→ Instructions for the task
Select the lines that hold the word "name" and copy each one.

--- begin Provided entries ---

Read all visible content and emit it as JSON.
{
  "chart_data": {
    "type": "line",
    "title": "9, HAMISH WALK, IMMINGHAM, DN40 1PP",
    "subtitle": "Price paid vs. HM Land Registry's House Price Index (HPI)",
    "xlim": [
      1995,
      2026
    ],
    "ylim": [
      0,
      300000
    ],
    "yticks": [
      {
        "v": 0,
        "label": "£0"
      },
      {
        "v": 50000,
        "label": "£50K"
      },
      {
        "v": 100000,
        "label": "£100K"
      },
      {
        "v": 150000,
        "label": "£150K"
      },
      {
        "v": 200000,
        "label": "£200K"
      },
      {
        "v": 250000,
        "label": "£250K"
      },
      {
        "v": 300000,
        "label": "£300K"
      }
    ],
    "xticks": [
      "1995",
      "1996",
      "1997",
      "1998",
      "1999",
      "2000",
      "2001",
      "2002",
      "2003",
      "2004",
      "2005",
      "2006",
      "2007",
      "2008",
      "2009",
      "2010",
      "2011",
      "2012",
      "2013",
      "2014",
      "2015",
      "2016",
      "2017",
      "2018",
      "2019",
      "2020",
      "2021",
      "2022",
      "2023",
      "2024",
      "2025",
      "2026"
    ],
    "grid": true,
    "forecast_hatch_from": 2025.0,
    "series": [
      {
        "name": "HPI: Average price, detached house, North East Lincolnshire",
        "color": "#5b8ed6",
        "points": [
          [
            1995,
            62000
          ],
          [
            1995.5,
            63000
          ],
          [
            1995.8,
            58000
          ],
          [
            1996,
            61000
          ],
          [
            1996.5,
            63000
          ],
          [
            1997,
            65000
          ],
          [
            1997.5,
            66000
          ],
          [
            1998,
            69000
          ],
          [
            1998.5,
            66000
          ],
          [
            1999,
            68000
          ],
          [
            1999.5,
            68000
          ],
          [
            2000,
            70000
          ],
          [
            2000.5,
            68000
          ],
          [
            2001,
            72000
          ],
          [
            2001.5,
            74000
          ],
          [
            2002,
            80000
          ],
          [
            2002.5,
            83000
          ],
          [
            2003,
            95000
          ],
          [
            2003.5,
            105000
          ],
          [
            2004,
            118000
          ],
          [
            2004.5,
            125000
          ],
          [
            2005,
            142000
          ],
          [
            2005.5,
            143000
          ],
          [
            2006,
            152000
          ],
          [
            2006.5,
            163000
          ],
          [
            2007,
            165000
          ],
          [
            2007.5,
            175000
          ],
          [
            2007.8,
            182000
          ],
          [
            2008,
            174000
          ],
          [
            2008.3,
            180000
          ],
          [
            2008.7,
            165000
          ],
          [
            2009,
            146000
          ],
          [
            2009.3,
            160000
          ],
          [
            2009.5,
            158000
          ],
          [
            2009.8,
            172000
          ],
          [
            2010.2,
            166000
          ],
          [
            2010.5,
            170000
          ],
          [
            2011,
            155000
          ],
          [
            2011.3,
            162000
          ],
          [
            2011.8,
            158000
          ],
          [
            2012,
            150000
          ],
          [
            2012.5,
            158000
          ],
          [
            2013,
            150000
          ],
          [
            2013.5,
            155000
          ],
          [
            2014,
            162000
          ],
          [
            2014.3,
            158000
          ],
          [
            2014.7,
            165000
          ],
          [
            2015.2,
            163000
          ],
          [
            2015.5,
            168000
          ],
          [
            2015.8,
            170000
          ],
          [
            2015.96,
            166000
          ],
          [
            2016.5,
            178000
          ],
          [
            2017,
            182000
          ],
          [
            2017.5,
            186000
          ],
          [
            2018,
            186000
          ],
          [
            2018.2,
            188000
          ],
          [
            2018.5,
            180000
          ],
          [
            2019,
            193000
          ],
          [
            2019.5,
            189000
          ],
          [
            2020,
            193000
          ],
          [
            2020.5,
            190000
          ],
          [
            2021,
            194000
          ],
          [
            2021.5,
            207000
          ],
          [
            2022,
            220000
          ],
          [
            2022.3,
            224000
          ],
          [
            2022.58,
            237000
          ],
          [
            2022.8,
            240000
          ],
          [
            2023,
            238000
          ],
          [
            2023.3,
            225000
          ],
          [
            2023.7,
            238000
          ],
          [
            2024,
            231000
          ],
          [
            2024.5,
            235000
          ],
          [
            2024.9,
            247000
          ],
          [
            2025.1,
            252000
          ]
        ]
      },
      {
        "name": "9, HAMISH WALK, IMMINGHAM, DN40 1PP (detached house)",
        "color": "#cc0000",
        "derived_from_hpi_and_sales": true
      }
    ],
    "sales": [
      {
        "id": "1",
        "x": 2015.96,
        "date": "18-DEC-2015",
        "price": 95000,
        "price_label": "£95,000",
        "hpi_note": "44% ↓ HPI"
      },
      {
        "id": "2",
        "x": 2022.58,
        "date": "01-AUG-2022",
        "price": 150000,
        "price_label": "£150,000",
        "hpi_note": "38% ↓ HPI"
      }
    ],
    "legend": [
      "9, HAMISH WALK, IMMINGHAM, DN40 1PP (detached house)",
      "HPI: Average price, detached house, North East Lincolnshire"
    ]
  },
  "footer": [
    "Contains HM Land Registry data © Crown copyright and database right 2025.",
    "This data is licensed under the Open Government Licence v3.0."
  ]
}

--- end Provided entries ---

→ Solution below
        "name": "HPI: Average price, detached house, North East Lincolnshire",
        "name": "9, HAMISH WALK, IMMINGHAM, DN40 1PP (detached house)",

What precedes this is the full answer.